** begin RECORD SET **

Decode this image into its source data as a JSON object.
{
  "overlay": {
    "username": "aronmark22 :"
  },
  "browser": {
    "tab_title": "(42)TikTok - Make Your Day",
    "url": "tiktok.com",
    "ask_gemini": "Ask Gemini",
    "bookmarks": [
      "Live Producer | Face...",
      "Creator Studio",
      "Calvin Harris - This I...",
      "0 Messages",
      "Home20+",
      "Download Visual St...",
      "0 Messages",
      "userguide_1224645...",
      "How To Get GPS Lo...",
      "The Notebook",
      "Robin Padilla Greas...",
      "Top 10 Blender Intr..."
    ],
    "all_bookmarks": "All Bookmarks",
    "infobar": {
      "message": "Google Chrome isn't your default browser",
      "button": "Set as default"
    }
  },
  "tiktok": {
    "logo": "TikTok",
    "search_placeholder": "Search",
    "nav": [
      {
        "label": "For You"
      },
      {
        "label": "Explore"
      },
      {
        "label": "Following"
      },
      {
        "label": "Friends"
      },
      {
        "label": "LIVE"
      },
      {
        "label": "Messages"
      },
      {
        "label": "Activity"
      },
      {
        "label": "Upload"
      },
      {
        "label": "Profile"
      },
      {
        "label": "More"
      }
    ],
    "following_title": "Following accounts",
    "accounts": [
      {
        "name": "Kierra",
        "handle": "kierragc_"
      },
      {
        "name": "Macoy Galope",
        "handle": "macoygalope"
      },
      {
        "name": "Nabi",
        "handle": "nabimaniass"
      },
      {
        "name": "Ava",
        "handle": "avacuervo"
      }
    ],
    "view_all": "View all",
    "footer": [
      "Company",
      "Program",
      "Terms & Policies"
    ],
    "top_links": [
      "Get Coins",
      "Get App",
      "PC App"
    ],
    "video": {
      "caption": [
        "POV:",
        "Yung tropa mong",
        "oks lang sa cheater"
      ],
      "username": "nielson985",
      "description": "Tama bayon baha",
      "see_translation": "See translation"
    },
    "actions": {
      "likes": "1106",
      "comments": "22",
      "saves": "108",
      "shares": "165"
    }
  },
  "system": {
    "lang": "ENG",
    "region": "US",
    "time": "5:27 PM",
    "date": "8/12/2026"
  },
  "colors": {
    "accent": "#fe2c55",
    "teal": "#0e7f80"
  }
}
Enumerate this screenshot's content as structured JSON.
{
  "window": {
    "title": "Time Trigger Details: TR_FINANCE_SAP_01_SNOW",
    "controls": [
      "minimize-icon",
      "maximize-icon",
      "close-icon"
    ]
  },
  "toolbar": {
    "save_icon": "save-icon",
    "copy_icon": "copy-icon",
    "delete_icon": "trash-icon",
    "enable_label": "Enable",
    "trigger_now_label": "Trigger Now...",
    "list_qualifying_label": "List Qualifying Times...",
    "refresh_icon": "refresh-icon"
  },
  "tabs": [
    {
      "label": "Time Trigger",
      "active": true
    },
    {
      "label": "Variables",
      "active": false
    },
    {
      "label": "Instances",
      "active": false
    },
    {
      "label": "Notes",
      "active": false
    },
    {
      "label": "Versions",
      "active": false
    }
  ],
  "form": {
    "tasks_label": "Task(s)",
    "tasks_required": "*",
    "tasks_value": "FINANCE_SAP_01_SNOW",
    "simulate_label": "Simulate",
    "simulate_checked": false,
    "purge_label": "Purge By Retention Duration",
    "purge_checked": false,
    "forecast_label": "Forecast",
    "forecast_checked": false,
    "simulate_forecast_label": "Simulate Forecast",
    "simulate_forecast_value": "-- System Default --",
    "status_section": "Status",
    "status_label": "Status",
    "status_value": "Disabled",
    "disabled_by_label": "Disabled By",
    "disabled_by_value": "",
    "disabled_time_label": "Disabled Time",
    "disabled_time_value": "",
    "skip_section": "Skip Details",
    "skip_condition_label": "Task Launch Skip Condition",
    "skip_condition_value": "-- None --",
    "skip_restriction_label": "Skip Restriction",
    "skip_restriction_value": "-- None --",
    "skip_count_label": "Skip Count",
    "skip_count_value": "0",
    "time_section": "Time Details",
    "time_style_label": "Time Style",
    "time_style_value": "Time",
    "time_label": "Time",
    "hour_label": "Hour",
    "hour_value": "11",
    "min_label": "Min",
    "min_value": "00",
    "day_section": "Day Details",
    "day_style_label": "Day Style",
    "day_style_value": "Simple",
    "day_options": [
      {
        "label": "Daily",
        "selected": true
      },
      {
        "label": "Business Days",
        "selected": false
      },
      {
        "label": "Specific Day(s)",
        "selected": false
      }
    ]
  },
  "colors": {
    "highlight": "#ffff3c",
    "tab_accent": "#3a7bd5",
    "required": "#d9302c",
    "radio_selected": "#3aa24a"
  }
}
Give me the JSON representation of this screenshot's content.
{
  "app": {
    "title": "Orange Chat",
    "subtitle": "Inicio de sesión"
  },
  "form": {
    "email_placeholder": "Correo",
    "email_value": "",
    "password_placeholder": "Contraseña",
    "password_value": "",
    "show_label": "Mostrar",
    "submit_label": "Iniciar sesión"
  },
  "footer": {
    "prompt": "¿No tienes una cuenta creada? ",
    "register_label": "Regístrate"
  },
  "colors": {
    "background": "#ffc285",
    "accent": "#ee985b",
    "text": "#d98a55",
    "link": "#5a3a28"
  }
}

** end RECORD SET **

PROMPT >> Reproduce the material in full, with no word added or dropped.

ANSWER TO THE PROBLEM >>
Decode this image into its source data as a JSON object.
{
  "overlay": {
    "username": "aronmark22 :"
  },
  "browser": {
    "tab_title": "(42)TikTok - Make Your Day",
    "url": "tiktok.com",
    "ask_gemini": "Ask Gemini",
    "bookmarks": [
      "Live Producer | Face...",
      "Creator Studio",
      "Calvin Harris - This I...",
      "0 Messages",
      "Home20+",
      "Download Visual St...",
      "0 Messages",
      "userguide_1224645...",
      "How To Get GPS Lo...",
      "The Notebook",
      "Robin Padilla Greas...",
      "Top 10 Blender Intr..."
    ],
    "all_bookmarks": "All Bookmarks",
    "infobar": {
      "message": "Google Chrome isn't your default browser",
      "button": "Set as default"
    }
  },
  "tiktok": {
    "logo": "TikTok",
    "search_placeholder": "Search",
    "nav": [
      {
        "label": "For You"
      },
      {
        "label": "Explore"
      },
      {
        "label": "Following"
      },
      {
        "label": "Friends"
      },
      {
        "label": "LIVE"
      },
      {
        "label": "Messages"
      },
      {
        "label": "Activity"
      },
      {
        "label": "Upload"
      },
      {
        "label": "Profile"
      },
      {
        "label": "More"
      }
    ],
    "following_title": "Following accounts",
    "accounts": [
      {
        "name": "Kierra",
        "handle": "kierragc_"
      },
      {
        "name": "Macoy Galope",
        "handle": "macoygalope"
      },
      {
        "name": "Nabi",
        "handle": "nabimaniass"
      },
      {
        "name": "Ava",
        "handle": "avacuervo"
      }
    ],
    "view_all": "View all",
    "footer": [
      "Company",
      "Program",
      "Terms & Policies"
    ],
    "top_links": [
      "Get Coins",
      "Get App",
      "PC App"
    ],
    "video": {
      "caption": [
        "POV:",
        "Yung tropa mong",
        "oks lang sa cheater"
      ],
      "username": "nielson985",
      "description": "Tama bayon baha",
      "see_translation": "See translation"
    },
    "actions": {
      "likes": "1106",
      "comments": "22",
      "saves": "108",
      "shares": "165"
    }
  },
  "system": {
    "lang": "ENG",
    "region": "US",
    "time": "5:27 PM",
    "date": "8/12/2026"
  },
  "colors": {
    "accent": "#fe2c55",
    "teal": "#0e7f80"
  }
}
Enumerate this screenshot's content as structured JSON.
{
  "window": {
    "title": "Time Trigger Details: TR_FINANCE_SAP_01_SNOW",
    "controls": [
      "minimize-icon",
      "maximize-icon",
      "close-icon"
    ]
  },
  "toolbar": {
    "save_icon": "save-icon",
    "copy_icon": "copy-icon",
    "delete_icon": "trash-icon",
    "enable_label": "Enable",
    "trigger_now_label": "Trigger Now...",
    "list_qualifying_label": "List Qualifying Times...",
    "refresh_icon": "refresh-icon"
  },
  "tabs": [
    {
      "label": "Time Trigger",
      "active": true
    },
    {
      "label": "Variables",
      "active": false
    },
    {
      "label": "Instances",
      "active": false
    },
    {
      "label": "Notes",
      "active": false
    },
    {
      "label": "Versions",
      "active": false
    }
  ],
  "form": {
    "tasks_label": "Task(s)",
    "tasks_required": "*",
    "tasks_value": "FINANCE_SAP_01_SNOW",
    "simulate_label": "Simulate",
    "simulate_checked": false,
    "purge_label": "Purge By Retention Duration",
    "purge_checked": false,
    "forecast_label": "Forecast",
    "forecast_checked": false,
    "simulate_forecast_label": "Simulate Forecast",
    "simulate_forecast_value": "-- System Default --",
    "status_section": "Status",
    "status_label": "Status",
    "status_value": "Disabled",
    "disabled_by_label": "Disabled By",
    "disabled_by_value": "",
    "disabled_time_label": "Disabled Time",
    "disabled_time_value": "",
    "skip_section": "Skip Details",
    "skip_condition_label": "Task Launch Skip Condition",
    "skip_condition_value": "-- None --",
    "skip_restriction_label": "Skip Restriction",
    "skip_restriction_value": "-- None --",
    "skip_count_label": "Skip Count",
    "skip_count_value": "0",
    "time_section": "Time Details",
    "time_style_label": "Time Style",
    "time_style_value": "Time",
    "time_label": "Time",
    "hour_label": "Hour",
    "hour_value": "11",
    "min_label": "Min",
    "min_value": "00",
    "day_section": "Day Details",
    "day_style_label": "Day Style",
    "day_style_value": "Simple",
    "day_options": [
      {
        "label": "Daily",
        "selected": true
      },
      {
        "label": "Business Days",
        "selected": false
      },
      {
        "label": "Specific Day(s)",
        "selected": false
      }
    ]
  },
  "colors": {
    "highlight": "#ffff3c",
    "tab_accent": "#3a7bd5",
    "required": "#d9302c",
    "radio_selected": "#3aa24a"
  }
}
Give me the JSON representation of this screenshot's content.
{
  "app": {
    "title": "Orange Chat",
    "subtitle": "Inicio de sesión"
  },
  "form": {
    "email_placeholder": "Correo",
    "email_value": "",
    "password_placeholder": "Contraseña",
    "password_value": "",
    "show_label": "Mostrar",
    "submit_label": "Iniciar sesión"
  },
  "footer": {
    "prompt": "¿No tienes una cuenta creada? ",
    "register_label": "Regístrate"
  },
  "colors": {
    "background": "#ffc285",
    "accent": "#ee985b",
    "text": "#d98a55",
    "link": "#5a3a28"
  }
}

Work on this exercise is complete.